___ Supplied records ___
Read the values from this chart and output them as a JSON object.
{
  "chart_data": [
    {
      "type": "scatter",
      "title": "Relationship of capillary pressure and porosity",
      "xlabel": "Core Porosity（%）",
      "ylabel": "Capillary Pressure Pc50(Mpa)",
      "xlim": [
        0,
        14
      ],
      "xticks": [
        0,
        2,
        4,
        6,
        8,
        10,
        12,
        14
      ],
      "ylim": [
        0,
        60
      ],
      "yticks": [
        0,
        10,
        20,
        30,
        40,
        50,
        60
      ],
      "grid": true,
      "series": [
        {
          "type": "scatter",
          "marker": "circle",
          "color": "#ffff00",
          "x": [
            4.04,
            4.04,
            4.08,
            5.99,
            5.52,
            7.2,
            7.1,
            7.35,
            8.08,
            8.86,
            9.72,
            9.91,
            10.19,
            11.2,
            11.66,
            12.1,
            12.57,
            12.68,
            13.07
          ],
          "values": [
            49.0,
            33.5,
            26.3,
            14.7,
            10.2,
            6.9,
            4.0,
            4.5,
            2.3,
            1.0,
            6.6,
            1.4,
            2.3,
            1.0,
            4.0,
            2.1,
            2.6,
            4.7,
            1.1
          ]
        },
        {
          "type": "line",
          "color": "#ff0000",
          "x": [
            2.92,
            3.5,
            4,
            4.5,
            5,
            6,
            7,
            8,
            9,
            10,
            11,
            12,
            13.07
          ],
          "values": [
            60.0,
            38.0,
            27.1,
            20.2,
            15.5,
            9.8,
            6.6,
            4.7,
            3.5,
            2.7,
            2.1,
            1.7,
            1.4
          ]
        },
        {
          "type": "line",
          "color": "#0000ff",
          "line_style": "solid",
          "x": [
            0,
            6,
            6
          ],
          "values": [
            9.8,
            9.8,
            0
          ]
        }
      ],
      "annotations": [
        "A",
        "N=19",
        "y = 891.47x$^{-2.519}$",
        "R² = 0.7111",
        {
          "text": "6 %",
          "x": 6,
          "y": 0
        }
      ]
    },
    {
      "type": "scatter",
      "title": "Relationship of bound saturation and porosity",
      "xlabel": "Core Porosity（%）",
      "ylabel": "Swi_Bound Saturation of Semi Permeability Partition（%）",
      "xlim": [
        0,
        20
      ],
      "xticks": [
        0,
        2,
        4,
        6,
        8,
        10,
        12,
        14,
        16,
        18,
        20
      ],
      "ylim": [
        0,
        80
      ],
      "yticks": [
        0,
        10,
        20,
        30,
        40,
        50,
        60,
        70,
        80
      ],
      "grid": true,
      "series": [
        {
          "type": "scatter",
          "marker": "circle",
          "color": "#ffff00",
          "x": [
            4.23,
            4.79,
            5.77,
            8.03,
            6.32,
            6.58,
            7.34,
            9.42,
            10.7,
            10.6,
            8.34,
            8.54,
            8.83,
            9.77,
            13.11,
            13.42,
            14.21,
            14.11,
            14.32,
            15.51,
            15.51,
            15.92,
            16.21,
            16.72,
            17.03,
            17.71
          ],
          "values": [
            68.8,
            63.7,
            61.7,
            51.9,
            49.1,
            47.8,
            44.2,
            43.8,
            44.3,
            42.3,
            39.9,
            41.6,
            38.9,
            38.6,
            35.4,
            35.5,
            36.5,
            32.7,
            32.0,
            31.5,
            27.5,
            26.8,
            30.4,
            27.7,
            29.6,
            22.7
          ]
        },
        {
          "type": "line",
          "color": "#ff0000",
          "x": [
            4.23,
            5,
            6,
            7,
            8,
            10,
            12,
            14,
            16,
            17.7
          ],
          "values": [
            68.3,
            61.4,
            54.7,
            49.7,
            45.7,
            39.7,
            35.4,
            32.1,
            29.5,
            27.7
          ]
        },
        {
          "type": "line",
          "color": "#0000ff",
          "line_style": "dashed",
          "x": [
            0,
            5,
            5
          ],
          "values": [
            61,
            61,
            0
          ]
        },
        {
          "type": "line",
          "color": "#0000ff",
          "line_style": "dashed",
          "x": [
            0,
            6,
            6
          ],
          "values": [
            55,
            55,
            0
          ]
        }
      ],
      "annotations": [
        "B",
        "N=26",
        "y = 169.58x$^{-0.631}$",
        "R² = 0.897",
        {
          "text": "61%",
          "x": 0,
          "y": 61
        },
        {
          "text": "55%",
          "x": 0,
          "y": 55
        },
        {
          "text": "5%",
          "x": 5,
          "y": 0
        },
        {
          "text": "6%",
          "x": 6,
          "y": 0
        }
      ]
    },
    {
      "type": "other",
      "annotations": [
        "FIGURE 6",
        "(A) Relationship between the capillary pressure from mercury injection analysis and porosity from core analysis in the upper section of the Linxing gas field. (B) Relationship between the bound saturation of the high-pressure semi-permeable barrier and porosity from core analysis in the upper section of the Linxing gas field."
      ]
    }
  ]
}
___
___ Supplied records ___
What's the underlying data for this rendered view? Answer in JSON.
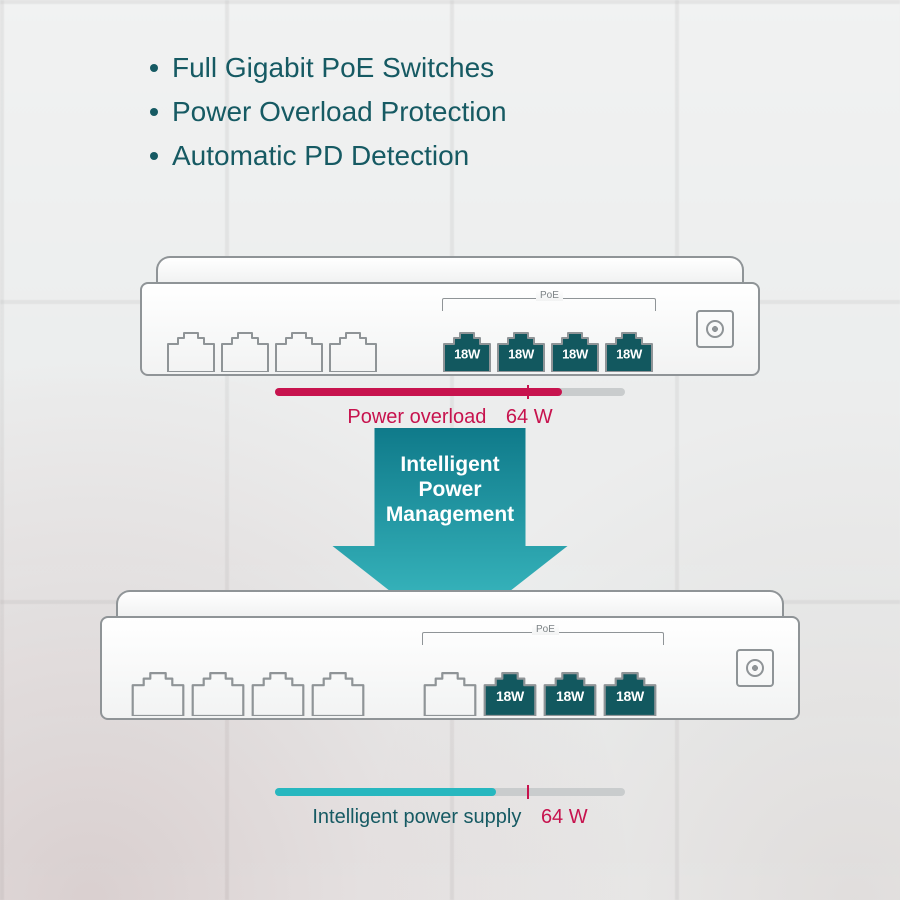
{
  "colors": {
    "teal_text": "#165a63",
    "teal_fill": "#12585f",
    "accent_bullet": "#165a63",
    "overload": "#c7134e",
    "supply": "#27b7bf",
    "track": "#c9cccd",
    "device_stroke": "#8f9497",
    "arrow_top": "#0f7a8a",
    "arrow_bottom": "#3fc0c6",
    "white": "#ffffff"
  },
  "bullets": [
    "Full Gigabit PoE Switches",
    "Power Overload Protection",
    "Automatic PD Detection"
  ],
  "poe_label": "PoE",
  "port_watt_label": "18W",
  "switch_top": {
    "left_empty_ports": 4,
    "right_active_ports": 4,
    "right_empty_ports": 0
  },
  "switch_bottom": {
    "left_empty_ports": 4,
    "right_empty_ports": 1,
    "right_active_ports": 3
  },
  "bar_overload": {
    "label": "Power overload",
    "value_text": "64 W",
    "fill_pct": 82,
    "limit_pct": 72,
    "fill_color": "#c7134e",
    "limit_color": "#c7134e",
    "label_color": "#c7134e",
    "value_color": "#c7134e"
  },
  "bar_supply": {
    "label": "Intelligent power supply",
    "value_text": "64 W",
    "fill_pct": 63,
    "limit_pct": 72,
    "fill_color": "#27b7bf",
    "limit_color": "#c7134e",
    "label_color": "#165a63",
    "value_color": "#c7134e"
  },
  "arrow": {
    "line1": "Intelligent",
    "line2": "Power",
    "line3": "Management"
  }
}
___
What you have to do » Using the material above, gather every line that includes "this".

Complete output »
Read the values from this chart and output them as a JSON object.
What's the underlying data for this rendered view? Answer in JSON.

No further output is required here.